What is expected |
In the entries below, count every line with the word "name". Return only the count.

● ● ● ●

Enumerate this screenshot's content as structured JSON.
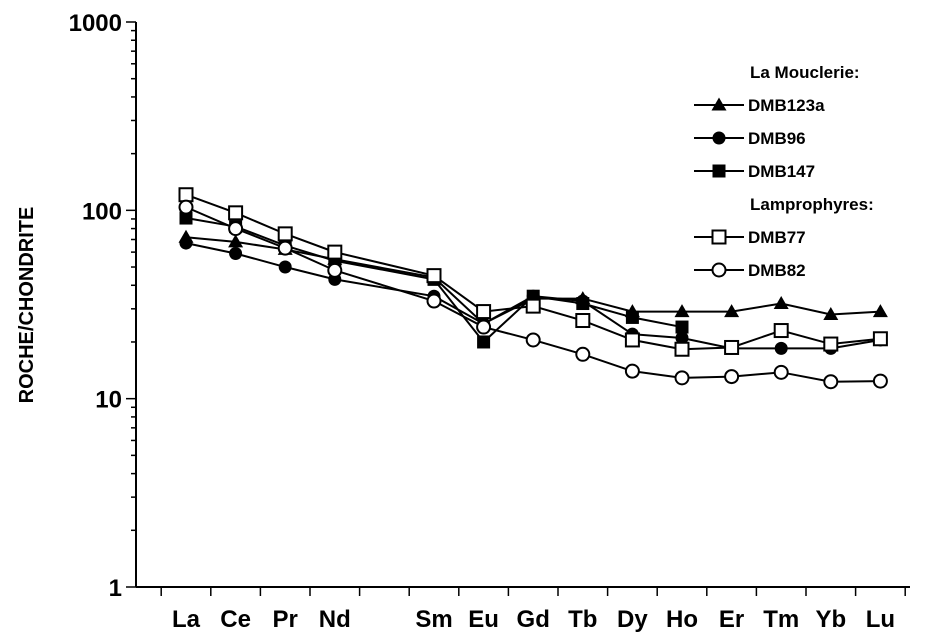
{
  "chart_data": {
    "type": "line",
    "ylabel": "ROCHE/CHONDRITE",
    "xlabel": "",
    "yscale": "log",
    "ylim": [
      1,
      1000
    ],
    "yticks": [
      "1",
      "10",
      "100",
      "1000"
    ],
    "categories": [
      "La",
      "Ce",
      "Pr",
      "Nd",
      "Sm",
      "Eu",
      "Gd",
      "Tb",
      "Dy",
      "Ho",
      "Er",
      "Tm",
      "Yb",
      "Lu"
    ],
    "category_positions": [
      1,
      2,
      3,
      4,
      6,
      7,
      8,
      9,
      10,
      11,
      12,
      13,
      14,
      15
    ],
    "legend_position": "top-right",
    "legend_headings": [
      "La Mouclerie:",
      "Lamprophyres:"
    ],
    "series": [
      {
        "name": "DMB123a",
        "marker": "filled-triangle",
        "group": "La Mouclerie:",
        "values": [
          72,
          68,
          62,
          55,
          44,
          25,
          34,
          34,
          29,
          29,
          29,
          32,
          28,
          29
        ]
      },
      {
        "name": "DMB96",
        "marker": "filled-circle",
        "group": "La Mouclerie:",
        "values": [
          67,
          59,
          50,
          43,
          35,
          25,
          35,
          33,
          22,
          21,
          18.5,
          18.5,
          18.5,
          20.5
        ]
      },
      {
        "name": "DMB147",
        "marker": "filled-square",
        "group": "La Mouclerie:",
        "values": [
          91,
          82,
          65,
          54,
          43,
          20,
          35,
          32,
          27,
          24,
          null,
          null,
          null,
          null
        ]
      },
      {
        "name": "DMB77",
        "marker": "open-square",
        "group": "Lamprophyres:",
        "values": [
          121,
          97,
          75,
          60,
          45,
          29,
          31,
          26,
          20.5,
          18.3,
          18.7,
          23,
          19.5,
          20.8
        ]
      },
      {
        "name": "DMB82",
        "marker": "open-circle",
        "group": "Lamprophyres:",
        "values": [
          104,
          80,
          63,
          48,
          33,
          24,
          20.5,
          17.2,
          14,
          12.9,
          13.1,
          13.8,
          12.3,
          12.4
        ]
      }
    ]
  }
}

● ● ● ●

Reply |
5